AIM A => Decide whether each statement below agrees with the passage on the Studebaker Coupe Express. Answer yes or no for each, and quote the words from the passage that settle it. (i) The Coupe Express was built on the Dictator passenger car frame. (ii) The truck came standard with a four-speed manual transmission. (iii) Studebaker produced the model from 1937 to 1939.
AIM B => Please reproduce the section of the passage on the Studebaker Coupe Express that starts at "The Studebaker Coupe" and ends at "or depot hack).", word for word.

The Studebaker Coupe Express was a passenger car based pickup truck, produced by the Studebaker Corporation of South Bend, Indiana, between 1937 and 1939. Unlike other concurrent pick-up trucks, the coupe express mated Studebaker's passenger car styling to a full size truck bed.

The Coupe Express utilized the Dictator passenger car frame, running gear, and front sheet metal. A new body stamping was made to form the cab back. An all-steel pickup box was built for the pickup models. The model was sold as a cab and chassis, with rear fenders attached, so a service box could be fabricated by the end user (such as a plumber, or depot hack).

The truck was powered by the larger of Studebaker's L-head six-cylinder flathead engines and mated to a 3-speed manual transmission. Studebaker offered a Borg-Warner 3-speed transmission with overdrive as an option. Other options included, a radio, heater, wire reinforced sliding back window and turn indicators. Two wheel options were available including a stamped steel disc wheel and a stamped steel 'artillery' spoked wheel.

PROVIDED MATERIAL =>

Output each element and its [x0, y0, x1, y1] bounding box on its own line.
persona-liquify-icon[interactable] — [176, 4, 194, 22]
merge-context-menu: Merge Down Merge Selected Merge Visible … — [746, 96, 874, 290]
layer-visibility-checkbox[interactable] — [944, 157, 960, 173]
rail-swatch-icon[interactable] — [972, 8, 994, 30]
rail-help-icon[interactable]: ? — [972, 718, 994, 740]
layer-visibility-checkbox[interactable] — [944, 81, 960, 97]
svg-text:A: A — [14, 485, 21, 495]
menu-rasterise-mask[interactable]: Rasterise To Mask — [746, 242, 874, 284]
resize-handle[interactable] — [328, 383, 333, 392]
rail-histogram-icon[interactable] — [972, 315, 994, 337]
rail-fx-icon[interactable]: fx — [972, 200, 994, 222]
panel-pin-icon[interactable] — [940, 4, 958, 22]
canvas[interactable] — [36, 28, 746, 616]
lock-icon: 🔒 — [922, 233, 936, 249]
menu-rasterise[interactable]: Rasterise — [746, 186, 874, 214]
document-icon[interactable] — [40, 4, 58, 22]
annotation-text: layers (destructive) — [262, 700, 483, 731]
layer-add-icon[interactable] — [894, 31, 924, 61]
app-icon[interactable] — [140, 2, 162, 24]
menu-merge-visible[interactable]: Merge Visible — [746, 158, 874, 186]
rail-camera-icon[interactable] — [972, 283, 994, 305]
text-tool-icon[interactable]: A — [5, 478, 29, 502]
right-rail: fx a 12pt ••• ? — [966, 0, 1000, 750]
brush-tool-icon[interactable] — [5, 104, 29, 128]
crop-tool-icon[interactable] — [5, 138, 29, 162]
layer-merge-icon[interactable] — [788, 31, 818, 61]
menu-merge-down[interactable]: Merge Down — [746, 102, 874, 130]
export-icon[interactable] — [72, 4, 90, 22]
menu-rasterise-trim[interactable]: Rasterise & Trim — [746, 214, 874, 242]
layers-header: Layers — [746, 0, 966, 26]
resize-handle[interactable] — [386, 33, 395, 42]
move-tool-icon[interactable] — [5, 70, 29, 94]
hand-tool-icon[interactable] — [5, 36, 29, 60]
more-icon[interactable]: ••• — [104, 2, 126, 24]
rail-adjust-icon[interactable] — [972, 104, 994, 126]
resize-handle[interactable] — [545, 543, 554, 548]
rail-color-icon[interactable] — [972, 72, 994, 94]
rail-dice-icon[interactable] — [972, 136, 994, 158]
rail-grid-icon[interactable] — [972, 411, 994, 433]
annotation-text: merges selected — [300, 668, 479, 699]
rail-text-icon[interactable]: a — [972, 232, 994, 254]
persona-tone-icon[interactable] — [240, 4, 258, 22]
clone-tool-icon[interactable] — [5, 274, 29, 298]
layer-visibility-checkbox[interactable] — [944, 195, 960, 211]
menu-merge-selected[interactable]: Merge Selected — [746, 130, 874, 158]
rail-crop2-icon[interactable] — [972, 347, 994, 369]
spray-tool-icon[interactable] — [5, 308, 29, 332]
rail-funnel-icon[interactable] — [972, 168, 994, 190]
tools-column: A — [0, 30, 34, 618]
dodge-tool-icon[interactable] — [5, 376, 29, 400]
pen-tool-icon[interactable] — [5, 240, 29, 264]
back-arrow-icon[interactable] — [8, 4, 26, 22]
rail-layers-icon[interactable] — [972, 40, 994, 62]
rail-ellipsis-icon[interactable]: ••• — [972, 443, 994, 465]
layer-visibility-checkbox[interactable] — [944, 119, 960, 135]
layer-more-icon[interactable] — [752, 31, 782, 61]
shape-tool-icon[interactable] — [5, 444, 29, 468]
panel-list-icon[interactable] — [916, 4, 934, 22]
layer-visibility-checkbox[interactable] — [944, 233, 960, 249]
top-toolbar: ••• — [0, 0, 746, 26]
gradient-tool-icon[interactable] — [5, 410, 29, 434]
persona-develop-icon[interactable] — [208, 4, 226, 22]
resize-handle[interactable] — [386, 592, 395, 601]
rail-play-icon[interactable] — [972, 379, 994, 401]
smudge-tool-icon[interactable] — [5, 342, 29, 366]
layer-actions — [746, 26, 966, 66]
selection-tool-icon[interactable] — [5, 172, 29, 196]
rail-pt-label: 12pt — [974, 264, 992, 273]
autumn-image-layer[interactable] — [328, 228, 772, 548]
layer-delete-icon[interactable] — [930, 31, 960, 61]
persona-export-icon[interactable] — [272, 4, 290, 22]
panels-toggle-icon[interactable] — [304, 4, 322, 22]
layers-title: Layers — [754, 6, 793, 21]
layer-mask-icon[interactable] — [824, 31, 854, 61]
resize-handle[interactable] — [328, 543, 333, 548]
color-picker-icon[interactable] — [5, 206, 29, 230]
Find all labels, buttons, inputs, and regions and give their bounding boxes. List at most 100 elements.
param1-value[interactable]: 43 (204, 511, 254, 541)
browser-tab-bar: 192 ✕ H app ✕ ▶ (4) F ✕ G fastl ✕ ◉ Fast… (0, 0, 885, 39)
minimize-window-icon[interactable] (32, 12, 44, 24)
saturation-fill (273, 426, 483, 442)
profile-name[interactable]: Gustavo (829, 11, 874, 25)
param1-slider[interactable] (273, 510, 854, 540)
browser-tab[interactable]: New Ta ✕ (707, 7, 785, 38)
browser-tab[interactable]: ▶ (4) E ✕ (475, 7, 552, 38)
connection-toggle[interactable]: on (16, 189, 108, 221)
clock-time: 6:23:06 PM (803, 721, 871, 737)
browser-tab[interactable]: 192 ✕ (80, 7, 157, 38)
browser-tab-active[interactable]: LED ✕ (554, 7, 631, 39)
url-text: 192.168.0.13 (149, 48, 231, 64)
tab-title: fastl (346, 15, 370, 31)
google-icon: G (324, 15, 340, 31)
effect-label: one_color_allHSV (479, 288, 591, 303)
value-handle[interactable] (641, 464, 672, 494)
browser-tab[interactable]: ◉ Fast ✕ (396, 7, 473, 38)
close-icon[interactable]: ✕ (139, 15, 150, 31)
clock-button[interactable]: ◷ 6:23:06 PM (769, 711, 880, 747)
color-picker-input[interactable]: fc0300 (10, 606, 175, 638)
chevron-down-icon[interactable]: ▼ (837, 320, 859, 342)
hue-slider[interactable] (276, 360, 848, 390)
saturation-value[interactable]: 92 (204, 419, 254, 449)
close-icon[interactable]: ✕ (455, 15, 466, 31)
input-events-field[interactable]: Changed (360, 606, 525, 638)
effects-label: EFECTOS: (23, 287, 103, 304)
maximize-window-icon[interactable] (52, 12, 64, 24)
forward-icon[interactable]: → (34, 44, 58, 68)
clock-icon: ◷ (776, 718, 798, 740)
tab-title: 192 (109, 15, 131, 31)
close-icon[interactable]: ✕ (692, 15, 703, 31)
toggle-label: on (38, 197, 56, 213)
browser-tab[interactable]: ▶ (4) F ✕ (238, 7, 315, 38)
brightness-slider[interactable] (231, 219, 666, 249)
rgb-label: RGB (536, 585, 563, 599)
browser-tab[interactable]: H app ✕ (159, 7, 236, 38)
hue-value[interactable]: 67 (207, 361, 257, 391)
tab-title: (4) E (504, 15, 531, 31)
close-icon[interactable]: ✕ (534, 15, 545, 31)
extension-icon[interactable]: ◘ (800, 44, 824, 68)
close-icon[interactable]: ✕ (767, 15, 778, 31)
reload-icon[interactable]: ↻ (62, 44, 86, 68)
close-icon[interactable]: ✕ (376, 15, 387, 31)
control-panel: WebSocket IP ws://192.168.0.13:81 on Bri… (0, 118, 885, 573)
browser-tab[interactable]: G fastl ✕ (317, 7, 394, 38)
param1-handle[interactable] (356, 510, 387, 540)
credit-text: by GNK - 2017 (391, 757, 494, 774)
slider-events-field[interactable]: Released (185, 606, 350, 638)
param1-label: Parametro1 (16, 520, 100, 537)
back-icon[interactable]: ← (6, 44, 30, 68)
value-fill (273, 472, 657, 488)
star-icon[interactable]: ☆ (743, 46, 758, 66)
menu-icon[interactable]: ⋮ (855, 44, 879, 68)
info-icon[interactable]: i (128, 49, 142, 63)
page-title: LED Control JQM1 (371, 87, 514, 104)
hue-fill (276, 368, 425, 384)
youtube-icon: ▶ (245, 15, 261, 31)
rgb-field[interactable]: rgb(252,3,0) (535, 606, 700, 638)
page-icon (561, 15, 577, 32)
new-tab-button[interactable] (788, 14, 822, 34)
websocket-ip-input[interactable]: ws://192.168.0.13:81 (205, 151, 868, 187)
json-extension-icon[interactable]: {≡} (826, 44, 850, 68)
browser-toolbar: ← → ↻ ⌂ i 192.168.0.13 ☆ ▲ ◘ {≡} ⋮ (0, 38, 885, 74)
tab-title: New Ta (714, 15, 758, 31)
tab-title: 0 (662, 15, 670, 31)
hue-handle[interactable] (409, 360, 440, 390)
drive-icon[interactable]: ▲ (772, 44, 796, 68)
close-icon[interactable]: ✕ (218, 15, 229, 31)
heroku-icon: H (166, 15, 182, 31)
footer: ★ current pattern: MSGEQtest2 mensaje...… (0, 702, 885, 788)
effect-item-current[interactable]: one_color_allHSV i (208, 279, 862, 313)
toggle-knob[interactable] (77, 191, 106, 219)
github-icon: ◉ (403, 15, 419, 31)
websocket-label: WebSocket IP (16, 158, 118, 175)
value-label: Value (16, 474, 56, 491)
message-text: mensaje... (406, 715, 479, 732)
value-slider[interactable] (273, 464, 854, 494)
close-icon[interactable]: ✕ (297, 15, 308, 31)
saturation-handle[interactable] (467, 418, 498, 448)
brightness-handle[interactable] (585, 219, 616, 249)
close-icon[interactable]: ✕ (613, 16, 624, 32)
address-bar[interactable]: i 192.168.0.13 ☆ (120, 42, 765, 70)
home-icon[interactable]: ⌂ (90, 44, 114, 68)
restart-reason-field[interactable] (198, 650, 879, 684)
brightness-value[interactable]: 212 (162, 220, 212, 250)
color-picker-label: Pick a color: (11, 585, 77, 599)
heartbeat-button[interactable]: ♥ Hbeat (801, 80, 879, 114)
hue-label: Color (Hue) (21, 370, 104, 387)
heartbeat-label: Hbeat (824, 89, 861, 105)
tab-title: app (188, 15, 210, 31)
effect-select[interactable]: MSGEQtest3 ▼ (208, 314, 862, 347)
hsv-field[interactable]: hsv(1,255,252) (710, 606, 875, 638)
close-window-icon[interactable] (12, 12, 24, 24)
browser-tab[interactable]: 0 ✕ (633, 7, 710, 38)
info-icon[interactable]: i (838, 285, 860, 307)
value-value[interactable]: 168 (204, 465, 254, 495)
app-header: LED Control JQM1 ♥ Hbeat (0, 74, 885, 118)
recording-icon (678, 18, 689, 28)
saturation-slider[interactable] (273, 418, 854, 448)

FULL RESPONSE A =>
(i) Yes: "The Coupe Express utilized the Dictator passenger car frame, running gear, and front sheet metal."
(ii) No: "mated to a 3-speed manual transmission"
(iii) Yes: "between 1937 and 1939"

FULL RESPONSE B =>
The Studebaker Coupe Express was a passenger car based pickup truck, produced by the Studebaker Corporation of South Bend, Indiana, between 1937 and 1939. Unlike other concurrent pick-up trucks, the coupe express mated Studebaker's passenger car styling to a full size truck bed.

The Coupe Express utilized the Dictator passenger car frame, running gear, and front sheet metal. A new body stamping was made to form the cab back. An all-steel pickup box was built for the pickup models. The model was sold as a cab and chassis, with rear fenders attached, so a service box could be fabricated by the end user (such as a plumber, or depot hack).